> Your instructions
Search the material below for "Relative" and copy every line where it occurs.

── Data records

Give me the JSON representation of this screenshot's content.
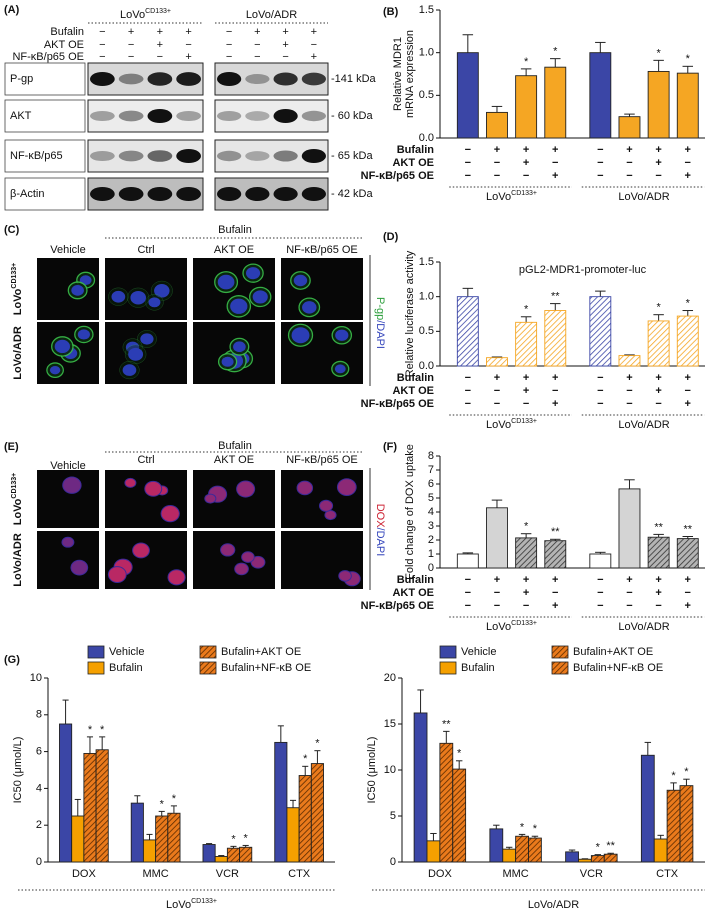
{
  "blot": {
    "panel": "(A)",
    "groups": [
      {
        "name": "LoVo",
        "sup": "CD133+"
      },
      {
        "name": "LoVo/ADR"
      }
    ],
    "rows": [
      {
        "label": "Bufalin",
        "signs": [
          "−",
          "+",
          "+",
          "+"
        ]
      },
      {
        "label": "AKT OE",
        "signs": [
          "−",
          "−",
          "+",
          "−"
        ]
      },
      {
        "label": "NF-κB/p65 OE",
        "signs": [
          "−",
          "−",
          "−",
          "+"
        ]
      }
    ],
    "proteins": [
      {
        "name": "P-gp",
        "size": "-141 kDa"
      },
      {
        "name": "AKT",
        "size": "- 60 kDa"
      },
      {
        "name": "NF-κB/p65",
        "size": "- 65 kDa"
      },
      {
        "name": "β-Actin",
        "size": "- 42 kDa"
      }
    ]
  },
  "images": [
    {
      "panel": "(C)",
      "vehicle": "Vehicle",
      "treatment": "Bufalin",
      "columns": [
        "Ctrl",
        "AKT OE",
        "NF-κB/p65 OE"
      ],
      "rows": [
        {
          "name": "LoVo",
          "sup": "CD133+"
        },
        {
          "name": "LoVo/ADR"
        }
      ],
      "stain": [
        {
          "text": "P-gp",
          "color": "#2a9d3a"
        },
        {
          "text": "/DAPI",
          "color": "#3344bb"
        }
      ]
    },
    {
      "panel": "(E)",
      "vehicle": "Vehicle",
      "treatment": "Bufalin",
      "columns": [
        "Ctrl",
        "AKT OE",
        "NF-κB/p65 OE"
      ],
      "rows": [
        {
          "name": "LoVo",
          "sup": "CD133+"
        },
        {
          "name": "LoVo/ADR"
        }
      ],
      "stain": [
        {
          "text": "DOX",
          "color": "#cc2233"
        },
        {
          "text": "/DAPI",
          "color": "#3344bb"
        }
      ]
    }
  ],
  "chart_data": [
    {
      "type": "bar",
      "panel": "(B)",
      "ylabel": [
        "Relative MDR1",
        "mRNA expression"
      ],
      "ylim": [
        0,
        1.5
      ],
      "yticks": [
        {
          "value": 0,
          "label": "0.0"
        },
        {
          "value": 0.5,
          "label": "0.5"
        },
        {
          "value": 1,
          "label": "1.0"
        },
        {
          "value": 1.5,
          "label": "1.5"
        }
      ],
      "colors": [
        "#3b46a6",
        "#f5a623",
        "#f5a623",
        "#f5a623"
      ],
      "hatch": [
        false,
        false,
        false,
        false
      ],
      "groups": [
        {
          "name": "LoVo",
          "sup": "CD133+",
          "values": [
            1.0,
            0.3,
            0.73,
            0.83
          ],
          "errors": [
            0.21,
            0.07,
            0.08,
            0.1
          ],
          "stars": [
            null,
            null,
            "*",
            "*"
          ]
        },
        {
          "name": "LoVo/ADR",
          "values": [
            1.0,
            0.25,
            0.78,
            0.76
          ],
          "errors": [
            0.12,
            0.03,
            0.13,
            0.08
          ],
          "stars": [
            null,
            null,
            "*",
            "*"
          ]
        }
      ],
      "rows": [
        {
          "label": "Bufalin",
          "signs": [
            "−",
            "+",
            "+",
            "+"
          ]
        },
        {
          "label": "AKT OE",
          "signs": [
            "−",
            "−",
            "+",
            "−"
          ]
        },
        {
          "label": "NF-κB/p65 OE",
          "signs": [
            "−",
            "−",
            "−",
            "+"
          ]
        }
      ]
    },
    {
      "type": "bar",
      "panel": "(D)",
      "title": "pGL2-MDR1-promoter-luc",
      "ylabel": [
        "Relative luciferase activity"
      ],
      "ylim": [
        0,
        1.5
      ],
      "yticks": [
        {
          "value": 0,
          "label": "0.0"
        },
        {
          "value": 0.5,
          "label": "0.5"
        },
        {
          "value": 1,
          "label": "1.0"
        },
        {
          "value": 1.5,
          "label": "1.5"
        }
      ],
      "colors": [
        "#3b46a6",
        "#f5a623",
        "#f5a623",
        "#f5a623"
      ],
      "hatch": [
        true,
        true,
        true,
        true
      ],
      "groups": [
        {
          "name": "LoVo",
          "sup": "CD133+",
          "values": [
            1.0,
            0.12,
            0.63,
            0.8
          ],
          "errors": [
            0.12,
            0.01,
            0.08,
            0.1
          ],
          "stars": [
            null,
            null,
            "*",
            "**"
          ]
        },
        {
          "name": "LoVo/ADR",
          "values": [
            1.0,
            0.15,
            0.65,
            0.72
          ],
          "errors": [
            0.08,
            0.01,
            0.09,
            0.08
          ],
          "stars": [
            null,
            null,
            "*",
            "*"
          ]
        }
      ],
      "rows": [
        {
          "label": "Bufalin",
          "signs": [
            "−",
            "+",
            "+",
            "+"
          ]
        },
        {
          "label": "AKT OE",
          "signs": [
            "−",
            "−",
            "+",
            "−"
          ]
        },
        {
          "label": "NF-κB/p65 OE",
          "signs": [
            "−",
            "−",
            "−",
            "+"
          ]
        }
      ]
    },
    {
      "type": "bar",
      "panel": "(F)",
      "ylabel": [
        "Fold change of DOX uptake"
      ],
      "ylim": [
        0,
        8
      ],
      "yticks": [
        0,
        1,
        2,
        3,
        4,
        5,
        6,
        7,
        8
      ],
      "colors": [
        "#ffffff",
        "#d4d4d4",
        "#b4b4b4",
        "#b4b4b4"
      ],
      "hatch": [
        false,
        false,
        true,
        true
      ],
      "groups": [
        {
          "name": "LoVo",
          "sup": "CD133+",
          "values": [
            1.0,
            4.3,
            2.15,
            1.95
          ],
          "errors": [
            0.08,
            0.55,
            0.3,
            0.1
          ],
          "stars": [
            null,
            null,
            "*",
            "**"
          ]
        },
        {
          "name": "LoVo/ADR",
          "values": [
            1.0,
            5.65,
            2.2,
            2.1
          ],
          "errors": [
            0.12,
            0.65,
            0.2,
            0.15
          ],
          "stars": [
            null,
            null,
            "**",
            "**"
          ]
        }
      ],
      "rows": [
        {
          "label": "Bufalin",
          "signs": [
            "−",
            "+",
            "+",
            "+"
          ]
        },
        {
          "label": "AKT OE",
          "signs": [
            "−",
            "−",
            "+",
            "−"
          ]
        },
        {
          "label": "NF-κB/p65 OE",
          "signs": [
            "−",
            "−",
            "−",
            "+"
          ]
        }
      ]
    },
    {
      "type": "grouped_bar",
      "panel": "(G)",
      "ylabel": [
        "IC50 (μmol/L)"
      ],
      "ylim": [
        0,
        10
      ],
      "yticks": [
        0,
        2,
        4,
        6,
        8,
        10
      ],
      "categories": [
        "DOX",
        "MMC",
        "VCR",
        "CTX"
      ],
      "group": {
        "name": "LoVo",
        "sup": "CD133+"
      },
      "legend": "top",
      "series": [
        {
          "name": "Vehicle",
          "color": "#3b46a6",
          "hatch": false,
          "values": [
            7.5,
            3.2,
            0.95,
            6.5
          ],
          "errors": [
            1.3,
            0.4,
            0.05,
            0.9
          ],
          "stars": [
            null,
            null,
            null,
            null
          ]
        },
        {
          "name": "Bufalin",
          "color": "#f5a000",
          "hatch": false,
          "values": [
            2.5,
            1.2,
            0.3,
            2.95
          ],
          "errors": [
            0.9,
            0.3,
            0.05,
            0.4
          ],
          "stars": [
            null,
            null,
            null,
            null
          ]
        },
        {
          "name": "Bufalin+AKT OE",
          "color": "#ea7a1c",
          "hatch": true,
          "values": [
            5.9,
            2.5,
            0.75,
            4.7
          ],
          "errors": [
            0.9,
            0.25,
            0.1,
            0.5
          ],
          "stars": [
            "*",
            "*",
            "*",
            "*"
          ]
        },
        {
          "name": "Bufalin+NF-κB OE",
          "color": "#ea7a1c",
          "hatch": true,
          "values": [
            6.1,
            2.65,
            0.8,
            5.35
          ],
          "errors": [
            0.7,
            0.4,
            0.1,
            0.7
          ],
          "stars": [
            "*",
            "*",
            "*",
            "*"
          ]
        }
      ]
    },
    {
      "type": "grouped_bar",
      "ylabel": [
        "IC50 (μmol/L)"
      ],
      "ylim": [
        0,
        20
      ],
      "yticks": [
        0,
        5,
        10,
        15,
        20
      ],
      "categories": [
        "DOX",
        "MMC",
        "VCR",
        "CTX"
      ],
      "group": {
        "name": "LoVo/ADR"
      },
      "legend": "top",
      "series": [
        {
          "name": "Vehicle",
          "color": "#3b46a6",
          "hatch": false,
          "values": [
            16.2,
            3.6,
            1.1,
            11.6
          ],
          "errors": [
            2.5,
            0.4,
            0.2,
            1.4
          ],
          "stars": [
            null,
            null,
            null,
            null
          ]
        },
        {
          "name": "Bufalin",
          "color": "#f5a000",
          "hatch": false,
          "values": [
            2.3,
            1.4,
            0.3,
            2.5
          ],
          "errors": [
            0.8,
            0.2,
            0.05,
            0.4
          ],
          "stars": [
            null,
            null,
            null,
            null
          ]
        },
        {
          "name": "Bufalin+AKT OE",
          "color": "#ea7a1c",
          "hatch": true,
          "values": [
            12.9,
            2.8,
            0.7,
            7.8
          ],
          "errors": [
            1.3,
            0.2,
            0.1,
            0.8
          ],
          "stars": [
            "**",
            "*",
            "*",
            "*"
          ]
        },
        {
          "name": "Bufalin+NF-κB OE",
          "color": "#ea7a1c",
          "hatch": true,
          "values": [
            10.1,
            2.6,
            0.85,
            8.3
          ],
          "errors": [
            0.9,
            0.2,
            0.1,
            0.7
          ],
          "stars": [
            "*",
            "*",
            "**",
            "*"
          ]
        }
      ]
    }
  ]
}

────

> Solution to the problem
        "Relative MDR1",
        "Relative luciferase activity"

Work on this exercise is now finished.